_OBJECTIFS_:
**a)** Selon l'extrait sur la digitalisation de la construction, quelles industries ont franchi le pas de la digitalisation bien plus tôt que la construction ?
**b)** Prolongez l'extrait sur la digitalisation de la construction en reprenant juste après sa dernière phrase.

_EXTRAIT SOURCE_:
▽
De la 2D à la 7D, la di­gi­ta­li­sa­tion de la cons­truc­tion

De la très classique 2D à la plus énigmatique 7D, différents outils et méthodes de conception et de gestion de la maintenance des ouvrages tels que le BIM, le jumeau numérique ou la maintenance prédictive sont à disposition pour gravir les échelons d’une digitalisation qui a déjà commencé à bouleverser le monde de la construction. Tour d’horizon.

Date de publication
16-05-2023

En matière de digitalisation, on peut sans crainte affirmer que le monde de la construction ne fait pas partie des pionniers. D’autres industries, comme l’automobile et l’aéronautique, ont franchi beaucoup plus tôt ce pas technologique dont les balbutiements ont commencé à se faire entendre il y a plus de cinquante ans. Si ce retard relatif impliquera probablement une transition accélérée, il permettra aussi de l’effectuer en profitant de technologies plus matures. Mais de quelles technologies parlons-nous? Et comment ces évolutions sont-elles perçues par les acteurs de la branche?

Au début fut la 2D

La première étape de la digitalisation a été l’adoption de logiciels de dessin 2D. Mais si l’outil changeait, le processus demeurait lui identique. Il en a été de même pour le dessin 3D: s’il permettait de nouvelles fonctionnalités, il restait fondamentalement une représentation graphique. C’est avec le BIM, qui est bien plus qu’un modèle 3D même s’il est souvent perçu ainsi, que nous entrons dans la véritable digitalisation des processus. À la différence d’un modèle 3D, un modèle BIM est constitué d’un ensemble d’objets liés entre eux de manière intelligente: chacun contient des métadonnées (type d’une fenêtre et coordonnées du fournisseur, par exemple) qui décrivent l’objet au-delà de ses seules représentation et relations géométriques. Mais, et c’est le plus fondamental, le BIM implique surtout une nouvelle approche de la conception en travaillant sur une maquette digitale partagée, sur laquelle chaque acteur – architecte, ingénieur, entreprise, maître d’ouvrage – peut intervenir, mettre à jour le projet et connaître à tout moment la dernière version. Avec comme corollaire une inévitable révision des flux de travail et des rapports entre corps de métier. Les principaux avantages de cette méthode sont une identification plus rapide des conflits potentiels – notamment lors de la réactualisation d’un projet –, mais aussi une meilleure connaissance des besoins en matériaux, ce qui a toute son importance dans un contexte post-pandémique marqué par la mise en évidence des limites de la logique du flux tendu.

Pour Jacques Khouri, spécialiste de la digitalisation de la construction, un modèle BIM qui s’arrêterait au stade du projet et de sa réalisation est certes intéressant et pratique mais ne représente encore aucune véritable plus-value: «Le BIM a significativement plus de valeur lorsqu’il permet à un maître de l’ouvrage de mieux gérer le fonctionnement et la maintenance d’un objet tout au long de son cycle de vie, y compris lors de son réemploi. C’est l’ensemble de ces plus-values qui justifie économiquement le passage au BIM et aux jumeaux numériques.»
△
_DONNÉES RECUEILLIES_:
▽
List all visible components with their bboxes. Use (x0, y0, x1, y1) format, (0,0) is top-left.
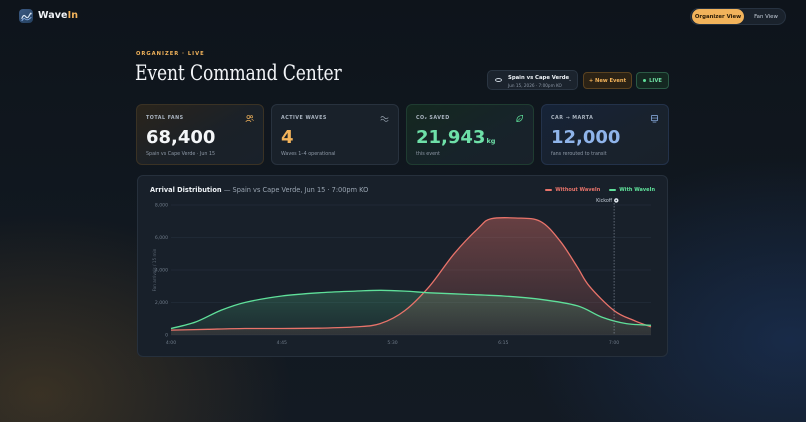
△
_RÉPONSES_:
**a)** L'automobile et l'aéronautique.

**b)**
Pour cela, il convient de dépasser la troisième dimension, d’en considérer de nouvelles et de les intégrer à la maquette BIM:

  • 4D, qui touche aux aspects liés à la durée, la chronologie et la planification de la construction d’un projet;
  • 5D, qui concerne les questions d’estimation des coûts, d’analyse et de suivi budgétaire;
  • 6D, qui concerne la durabilité économique et d’exploitation d’un projet en s’intéressant à sa consommation d’énergie et aux coûts liés sur l’entier du cycle de vie;
  • 7D, enfin, qui regroupe les informations (données et métadonnées) de gestion globale des installations pour l’ensemble du cycle de vie.

Du jumeau numérique…

Utilisée pour suivre les données importantes d’un actif (état, manuels de maintenance / d’exploitation, informations relatives aux garanties, spécifications techniques, etc.), la 7D ouvre la porte aux concepts de jumeau numérique et de maintenance prédictive.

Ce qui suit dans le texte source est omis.